Direction A:
Answer these questions from the rare-events overview, one line each:
(i) Which article number is assigned to Sue Numrich's piece?
(ii) What do the abbreviations TBS and ABS stand for?
(iii) Into which two categories is the solution space divided?
Direction B: Write the next part of the rare-events overview, picking up after its final sentence.

Page text:
================================

From here we move on to part 3 of this report to examine fundamental limitations and common pitfalls in anticipating/forecasting rare events. The opening article by Sarah Beebe and Randy Pherson (3.1) discusses the cognitive processes that make it so difficult to anticipate rare events; i.e., the things that help us efficiently recognize patterns and quickly perform routine tasks can also lead to inflexible mindsets, distorted perceptions, and flawed memory.

The next article (3.2) by Sue Numrich tackles the set of interrelated empirical challenges we face. The human domain is currently broken down and studied in a variety of disparate disciplines including psychology, political science, sociology, economics, anthropology, history and many others, all of which, taken as a whole, are needed to understand and explain the human terrain. These factors require an ability to share information in new ways. Moreover, the abundance of information sources in our internet-enabled world creates a problem of extracting and managing the information events and requires a balance between the amount of information acquired and the capability to process it into usable data.

No discussion of rare events is complete these days without due consideration to Black Swans! That challenge is taken on by Carl Hunt (3.3). Carl differentiates between true Black Swans (TBS, the truly unpredictable) from anticipatory black swans (ABS, which may be difficult but not impossible to anticipate), which is more in line with the topic of this white paper. He states that it’s the questions as much as the answers that will lead to success in anticipating what we call Black Swans, regardless of category. Often these questions are posed in the form of hypotheses or assumptions that bear on the conclusions decision-makers take. We must also be willing to let go of prejudice, bias and pre-conceived notions. Carl reinforces a strong theme in this white paper namely that “Intuition and the Scientific Method” should synergize to help in tackling anticipatory black swans.

Having set the cognitive limitations, we next move to discuss remedies. The reader who has stuck with us so far will find the subsequent papers offering some guarded hope. For methodological purposes, we divide the solution space into two categories: front-end and back- end. These are discussed in turn by Fenstermacher/Grauer and Popp/Canna.

Laurie Fenstermacher and Maj Nic Grauer (4.1) start off by depicting the daunting task ahead not just as a “needle in a haystack” but as a “particular piece of straw in a haystack” (the perennial discouragingly low signal-to-noise problem!). They define “Front end” as the group of capabilities to retrieve or INGEST, label or CHARACTERIZE, apply specific labels, extract information, parameterize or CODE and VISUALIZE data/information. Besides the low “signal-to-noise” ratio challenge, there are other challenges such as languages other than English. In addition, the information is more often than not “unstructured” and multi-dimensional. They state firmly that there are no “silver bullet” solutions…but (and dear reader please don’t despair!) there are genuinely a number of solutions. These can do one or more of the above functions and, in doing so, provide a force multiplier for scare human resources by enabling them to use their time for thinking/analysis and not data/information processing. They go on to describe promising capabilities in all front-end categories. Their parting claim is that properly employed as part of an “optimized mixed initiative” (computer/human) system, the solutions can provide a key force multiplier in providing early warning of rare events well to the “left of boom”.

================================

Record set:
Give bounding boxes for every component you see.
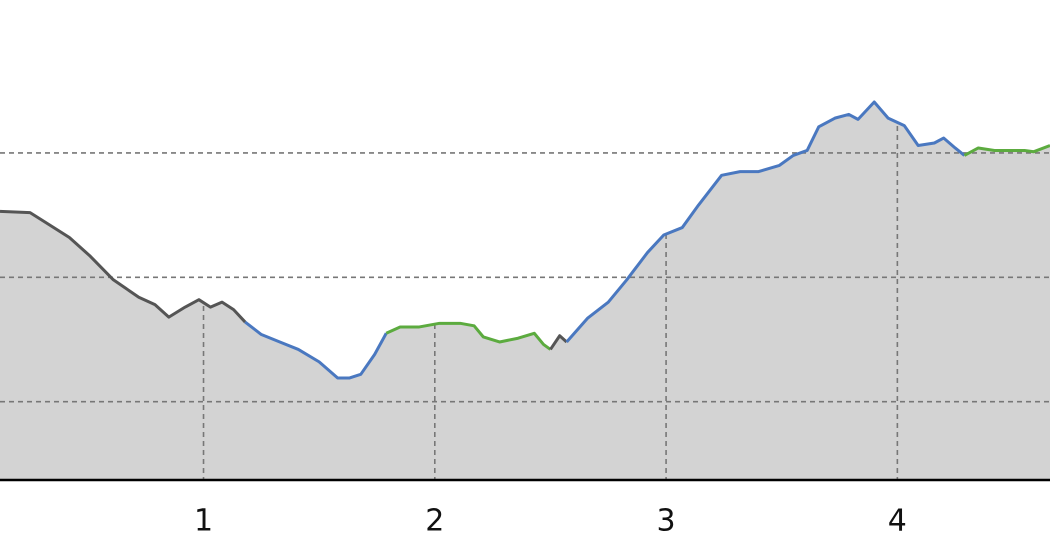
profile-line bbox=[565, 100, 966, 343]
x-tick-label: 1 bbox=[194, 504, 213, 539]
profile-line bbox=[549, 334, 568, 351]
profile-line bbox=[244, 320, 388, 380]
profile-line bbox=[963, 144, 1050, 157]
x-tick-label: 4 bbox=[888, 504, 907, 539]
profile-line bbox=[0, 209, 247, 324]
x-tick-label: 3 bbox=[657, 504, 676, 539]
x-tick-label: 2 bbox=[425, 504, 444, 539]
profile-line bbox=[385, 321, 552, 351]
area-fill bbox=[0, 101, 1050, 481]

================================

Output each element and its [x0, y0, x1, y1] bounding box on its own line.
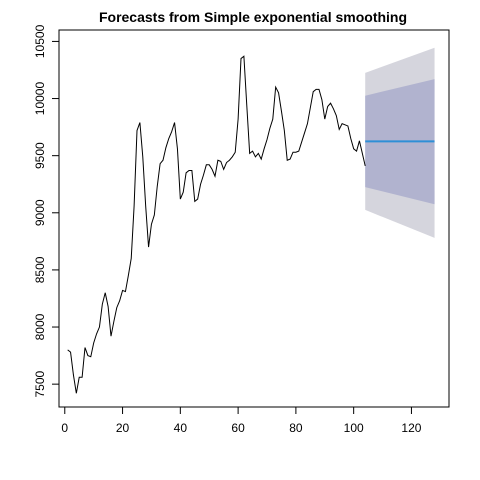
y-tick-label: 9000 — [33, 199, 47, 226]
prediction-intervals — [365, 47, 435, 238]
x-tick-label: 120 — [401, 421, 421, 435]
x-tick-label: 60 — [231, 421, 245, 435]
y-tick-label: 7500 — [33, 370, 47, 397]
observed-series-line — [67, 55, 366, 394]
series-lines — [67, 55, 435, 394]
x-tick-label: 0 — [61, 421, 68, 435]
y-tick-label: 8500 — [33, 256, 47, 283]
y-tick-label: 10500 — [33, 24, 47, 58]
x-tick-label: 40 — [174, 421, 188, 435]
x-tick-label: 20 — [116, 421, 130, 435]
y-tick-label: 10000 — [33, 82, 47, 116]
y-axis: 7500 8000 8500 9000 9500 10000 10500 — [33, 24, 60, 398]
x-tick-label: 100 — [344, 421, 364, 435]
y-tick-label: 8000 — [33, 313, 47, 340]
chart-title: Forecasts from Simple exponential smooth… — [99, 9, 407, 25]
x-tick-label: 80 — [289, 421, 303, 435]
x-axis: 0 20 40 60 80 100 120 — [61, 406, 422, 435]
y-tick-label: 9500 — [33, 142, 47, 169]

================================

Task response A:
(i) 3.2
(ii) TBS stands for true Black Swans, and ABS stands for anticipatory black swans.
(iii) Front-end and back-end.

Task response B:
The following article (4.2) by Bob Popp and Sarah Canna provides an overview of the back-end solution space. Stated simply, the challenge here is how to make sense of and connect the relatively few and sparse dots embedded within massive amounts of information. They state that the IT tools associated with the back-end are the analytic components that attempt to meet this challenge and provide analysts with the ability for collaboration, analysis and decision support, pattern analysis, and anticipatory modeling. They go on to make the case that IT tools can help invert a trend – sometimes referred to as the “Analyst Bathtub Curve” – thus allowing analysts to spend less time on research and production and more time on analysis. They illustrate how several such tools were integrated in a sample analytic cycle.

Having introduced the broad concepts of front-end and back-end, we go on to discuss various promising remedies. The first article in this category (4.3) by Bob Popp and Stacy Pfautz discusses the landscape of Quantitative/Computational Social Science (Q/CSS) technologies that provide promising new methods, models, and tools to help decision-makers anticipate rare events. They describes the three main Q/CSS modeling categories; namely quantitative, computational, and qualitative techniques.

Kuznar et al (4.4) follow-up with a discussion of statistical modeling approaches. The challenge here is data sparseness. They emphasize a common theme throughout this white paper; namely that there is no guarantee that conditions and causal relations of the past will extend into the future. Furthermore, in the case of rare events, there is often precious little information upon which to base predictions. They do discuss state-of the-art methods to extract and structure data, impute missing values, and produce statistically verifiable forecasting of rare WMD terrorism activities. A key product from this effort is the identification of key factors (i.e., fingerprints, indicators, antecedents, or precursors) that are statistically related to increases in the probability of rare events occurrence.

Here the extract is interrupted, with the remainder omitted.